TO DO:
Write the number of lines holding the word "Hoge", and nothing else.

Extracted data entries:
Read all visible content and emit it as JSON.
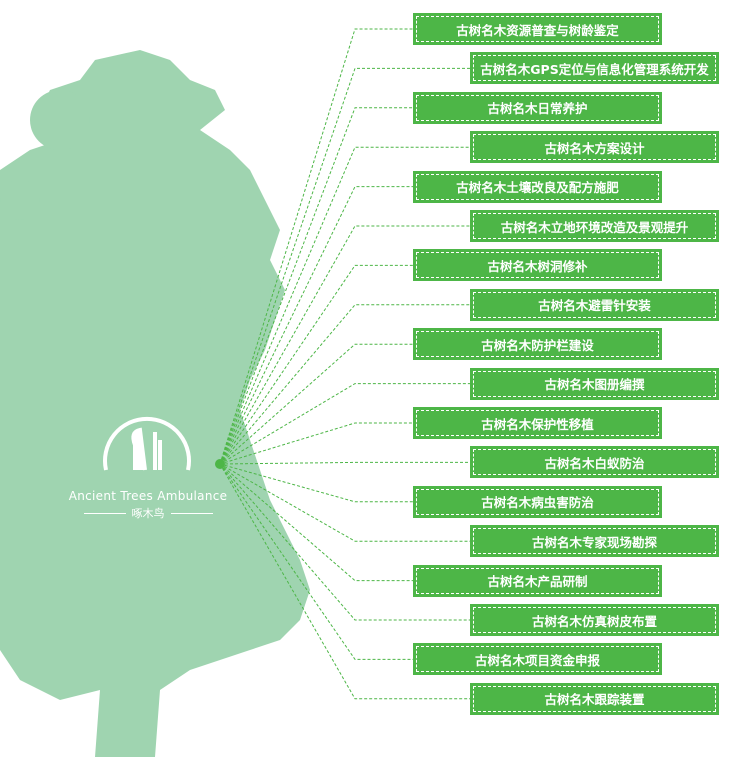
{
  "logo": {
    "english": "Ancient Trees Ambulance",
    "chinese": "啄木鸟"
  },
  "colors": {
    "tree": "#9fd4b0",
    "box": "#4db647",
    "line": "#4db647"
  },
  "services": [
    "古树名木资源普查与树龄鉴定",
    "古树名木GPS定位与信息化管理系统开发",
    "古树名木日常养护",
    "古树名木方案设计",
    "古树名木土壤改良及配方施肥",
    "古树名木立地环境改造及景观提升",
    "古树名木树洞修补",
    "古树名木避雷针安装",
    "古树名木防护栏建设",
    "古树名木图册编撰",
    "古树名木保护性移植",
    "古树名木白蚁防治",
    "古树名木病虫害防治",
    "古树名木专家现场勘探",
    "古树名木产品研制",
    "古树名木仿真树皮布置",
    "古树名木项目资金申报",
    "古树名木跟踪装置"
  ]
}
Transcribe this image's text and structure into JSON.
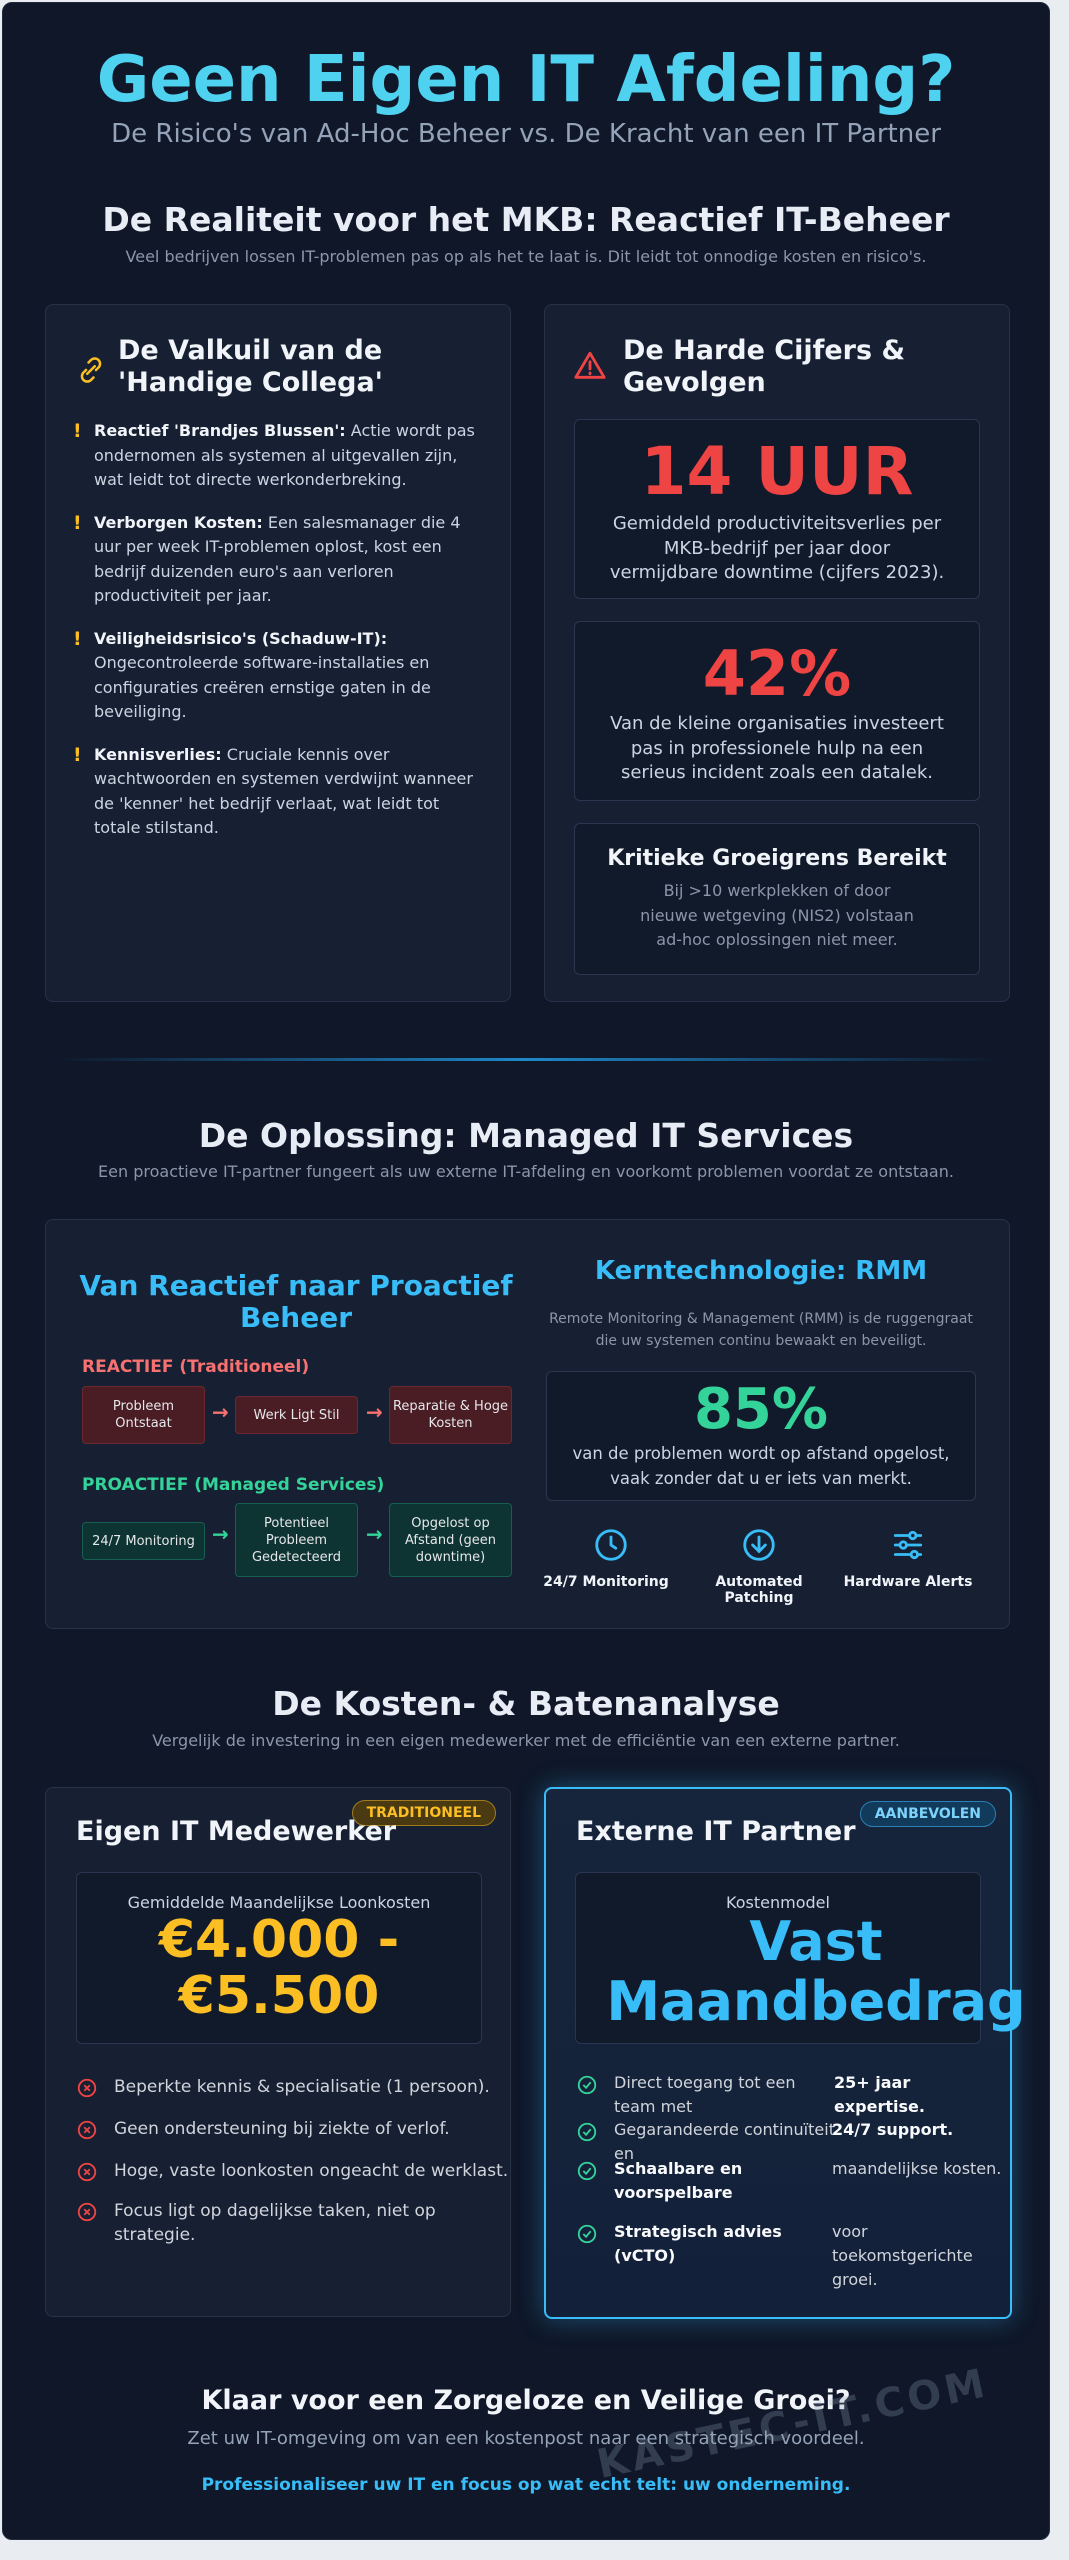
{
  "header": {
    "title": "Geen Eigen IT Afdeling?",
    "subtitle": "De Risico's van Ad-Hoc Beheer vs. De Kracht van een IT Partner"
  },
  "reality": {
    "heading": "De Realiteit voor het MKB: Reactief IT-Beheer",
    "intro": "Veel bedrijven lossen IT-problemen pas op als het te laat is. Dit leidt tot onnodige kosten en risico's.",
    "pitfall": {
      "title": "De Valkuil van de 'Handige Collega'",
      "items": [
        {
          "label": "Reactief 'Brandjes Blussen':",
          "text": "Actie wordt pas ondernomen als systemen al uitgevallen zijn, wat leidt tot directe werkonderbreking."
        },
        {
          "label": "Verborgen Kosten:",
          "text": "Een salesmanager die 4 uur per week IT-problemen oplost, kost een bedrijf duizenden euro's aan verloren productiviteit per jaar."
        },
        {
          "label": "Veiligheidsrisico's (Schaduw-IT):",
          "text": "Ongecontroleerde software-installaties en configuraties creëren ernstige gaten in de beveiliging."
        },
        {
          "label": "Kennisverlies:",
          "text": "Cruciale kennis over wachtwoorden en systemen verdwijnt wanneer de 'kenner' het bedrijf verlaat, wat leidt tot totale stilstand."
        }
      ]
    },
    "figures": {
      "title": "De Harde Cijfers & Gevolgen",
      "stats": [
        {
          "value": "14 UUR",
          "text": "Gemiddeld productiviteitsverlies per MKB-bedrijf per jaar door vermijdbare downtime (cijfers 2023)."
        },
        {
          "value": "42%",
          "text": "Van de kleine organisaties investeert pas in professionele hulp na een serieus incident zoals een datalek."
        }
      ],
      "growth": {
        "title": "Kritieke Groeigrens Bereikt",
        "text": "Bij >10 werkplekken of door nieuwe wetgeving (NIS2) volstaan ad-hoc oplossingen niet meer."
      }
    }
  },
  "solution": {
    "heading": "De Oplossing: Managed IT Services",
    "intro": "Een proactieve IT-partner fungeert als uw externe IT-afdeling en voorkomt problemen voordat ze ontstaan.",
    "flow": {
      "title": "Van Reactief naar Proactief Beheer",
      "reactive": {
        "label": "REACTIEF (Traditioneel)",
        "steps": [
          "Probleem Ontstaat",
          "Werk Ligt Stil",
          "Reparatie & Hoge Kosten"
        ]
      },
      "proactive": {
        "label": "PROACTIEF (Managed Services)",
        "steps": [
          "24/7 Monitoring",
          "Potentieel Probleem Gedetecteerd",
          "Opgelost op Afstand (geen downtime)"
        ]
      }
    },
    "rmm": {
      "title": "Kerntechnologie: RMM",
      "intro": "Remote Monitoring & Management (RMM) is de ruggengraat die uw systemen continu bewaakt en beveiligt.",
      "stat": {
        "value": "85%",
        "text": "van de problemen wordt op afstand opgelost, vaak zonder dat u er iets van merkt."
      },
      "features": [
        "24/7 Monitoring",
        "Automated Patching",
        "Hardware Alerts"
      ]
    }
  },
  "costs": {
    "heading": "De Kosten- & Batenanalyse",
    "intro": "Vergelijk de investering in een eigen medewerker met de efficiëntie van een externe partner.",
    "inhouse": {
      "badge": "TRADITIONEEL",
      "title": "Eigen IT Medewerker",
      "box_label": "Gemiddelde Maandelijkse Loonkosten",
      "box_value": "€4.000 - €5.500",
      "items": [
        "Beperkte kennis & specialisatie (1 persoon).",
        "Geen ondersteuning bij ziekte of verlof.",
        "Hoge, vaste loonkosten ongeacht de werklast.",
        "Focus ligt op dagelijkse taken, niet op strategie."
      ]
    },
    "partner": {
      "badge": "AANBEVOLEN",
      "title": "Externe IT Partner",
      "box_label": "Kostenmodel",
      "box_value": "Vast Maandbedrag",
      "items": [
        [
          {
            "text": "Direct toegang tot een team met",
            "strong": false
          },
          {
            "text": "25+ jaar expertise.",
            "strong": true
          }
        ],
        [
          {
            "text": "Gegarandeerde continuïteit en",
            "strong": false
          },
          {
            "text": "24/7 support.",
            "strong": true
          }
        ],
        [
          {
            "text": "Schaalbare en voorspelbare",
            "strong": true
          },
          {
            "text": "maandelijkse kosten.",
            "strong": false
          }
        ],
        [
          {
            "text": "Strategisch advies (vCTO)",
            "strong": true
          },
          {
            "text": "voor toekomstgerichte groei.",
            "strong": false
          }
        ]
      ]
    }
  },
  "cta": {
    "heading": "Klaar voor een Zorgeloze en Veilige Groei?",
    "text": "Zet uw IT-omgeving om van een kostenpost naar een strategisch voordeel.",
    "link": "Professionaliseer uw IT en focus op wat echt telt: uw onderneming."
  },
  "watermark": "KASTEC-IT.COM"
}
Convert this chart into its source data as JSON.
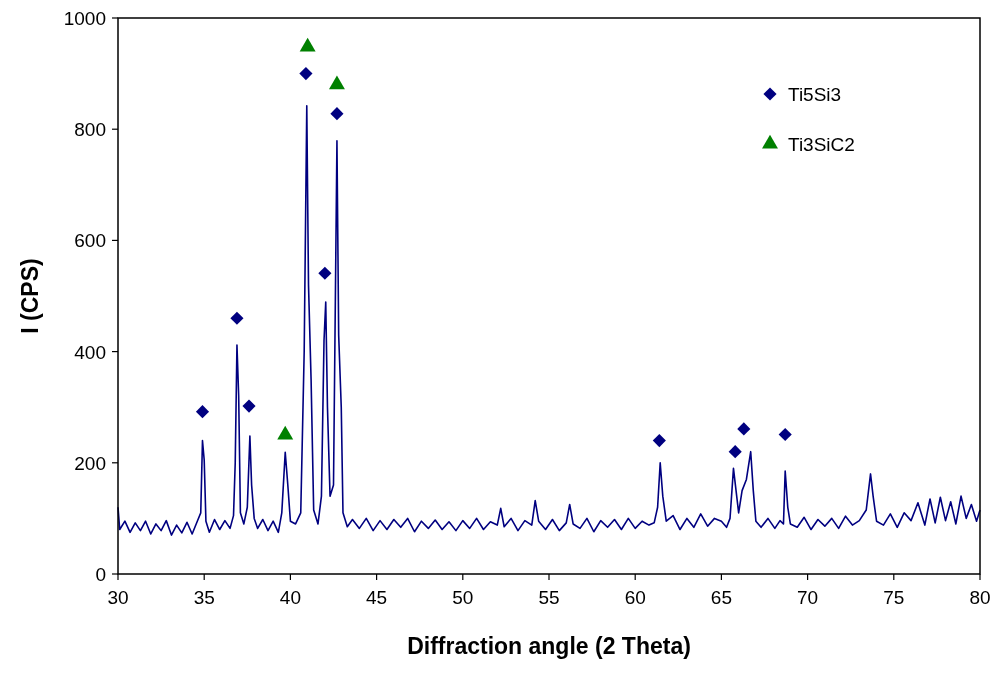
{
  "chart_data": {
    "type": "line",
    "xlabel": "Diffraction angle (2 Theta)",
    "ylabel": "I (CPS)",
    "xlim": [
      30,
      80
    ],
    "ylim": [
      0,
      1000
    ],
    "xticks": [
      30,
      35,
      40,
      45,
      50,
      55,
      60,
      65,
      70,
      75,
      80
    ],
    "yticks": [
      0,
      200,
      400,
      600,
      800,
      1000
    ],
    "legend": "top right",
    "grid": false,
    "series": [
      {
        "type": "line",
        "color": "#000080",
        "marker": "none",
        "x": [
          30,
          30.1,
          30.4,
          30.7,
          31,
          31.3,
          31.6,
          31.9,
          32.2,
          32.5,
          32.8,
          33.1,
          33.4,
          33.7,
          34,
          34.3,
          34.6,
          34.8,
          34.9,
          35,
          35.1,
          35.3,
          35.6,
          35.9,
          36.2,
          36.5,
          36.7,
          36.8,
          36.9,
          37,
          37.1,
          37.3,
          37.5,
          37.65,
          37.75,
          37.9,
          38.1,
          38.4,
          38.7,
          39,
          39.3,
          39.5,
          39.7,
          39.85,
          40,
          40.3,
          40.6,
          40.8,
          40.95,
          41.05,
          41.2,
          41.35,
          41.6,
          41.8,
          41.95,
          42.05,
          42.15,
          42.3,
          42.5,
          42.7,
          42.8,
          42.95,
          43.05,
          43.3,
          43.6,
          44,
          44.4,
          44.8,
          45.2,
          45.6,
          46,
          46.4,
          46.8,
          47.2,
          47.6,
          48,
          48.4,
          48.8,
          49.2,
          49.6,
          50,
          50.4,
          50.8,
          51.2,
          51.6,
          52,
          52.2,
          52.4,
          52.8,
          53.2,
          53.6,
          54,
          54.2,
          54.4,
          54.8,
          55.2,
          55.6,
          56,
          56.2,
          56.4,
          56.8,
          57.2,
          57.6,
          58,
          58.4,
          58.8,
          59.2,
          59.6,
          60,
          60.4,
          60.8,
          61.1,
          61.3,
          61.45,
          61.6,
          61.8,
          62.2,
          62.6,
          63,
          63.4,
          63.8,
          64.2,
          64.6,
          65,
          65.3,
          65.5,
          65.7,
          65.85,
          66,
          66.2,
          66.45,
          66.7,
          66.85,
          67,
          67.3,
          67.7,
          68.1,
          68.4,
          68.6,
          68.7,
          68.85,
          69,
          69.4,
          69.8,
          70.2,
          70.6,
          71,
          71.4,
          71.8,
          72.2,
          72.6,
          73,
          73.4,
          73.65,
          73.8,
          74,
          74.4,
          74.8,
          75.2,
          75.6,
          76,
          76.4,
          76.8,
          77.1,
          77.4,
          77.7,
          78,
          78.3,
          78.6,
          78.9,
          79.2,
          79.5,
          79.8,
          80
        ],
        "values": [
          120,
          80,
          95,
          75,
          92,
          78,
          95,
          72,
          90,
          78,
          96,
          70,
          88,
          74,
          93,
          72,
          95,
          110,
          240,
          205,
          95,
          75,
          98,
          80,
          96,
          82,
          105,
          200,
          412,
          320,
          110,
          90,
          120,
          248,
          160,
          100,
          82,
          98,
          78,
          95,
          75,
          110,
          219,
          160,
          95,
          90,
          110,
          400,
          842,
          520,
          350,
          115,
          90,
          140,
          420,
          489,
          300,
          140,
          160,
          779,
          430,
          300,
          110,
          85,
          98,
          82,
          100,
          78,
          96,
          80,
          98,
          84,
          100,
          76,
          95,
          82,
          97,
          80,
          94,
          78,
          96,
          82,
          100,
          80,
          94,
          88,
          118,
          85,
          100,
          78,
          96,
          88,
          132,
          95,
          80,
          98,
          78,
          92,
          125,
          90,
          82,
          100,
          76,
          96,
          84,
          98,
          80,
          100,
          82,
          95,
          88,
          92,
          120,
          200,
          140,
          95,
          105,
          80,
          100,
          84,
          108,
          86,
          100,
          95,
          84,
          100,
          190,
          150,
          110,
          150,
          170,
          220,
          150,
          95,
          84,
          100,
          82,
          96,
          90,
          185,
          120,
          90,
          84,
          102,
          80,
          98,
          86,
          100,
          82,
          104,
          88,
          96,
          115,
          180,
          140,
          95,
          88,
          108,
          84,
          110,
          96,
          128,
          88,
          135,
          92,
          138,
          96,
          130,
          90,
          140,
          100,
          125,
          95,
          115
        ]
      },
      {
        "type": "scatter",
        "name": "Ti5Si3",
        "color": "#000080",
        "marker": "diamond",
        "x": [
          34.9,
          36.9,
          37.6,
          40.9,
          42.0,
          42.7,
          61.4,
          65.8,
          66.3,
          68.7
        ],
        "values": [
          292,
          460,
          302,
          900,
          541,
          828,
          240,
          220,
          261,
          251
        ]
      },
      {
        "type": "scatter",
        "name": "Ti3SiC2",
        "color": "#008000",
        "marker": "triangle",
        "x": [
          39.7,
          41.0,
          42.7
        ],
        "values": [
          250,
          948,
          880
        ]
      }
    ]
  }
}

RESPONSE TO THE EXERCISE:
2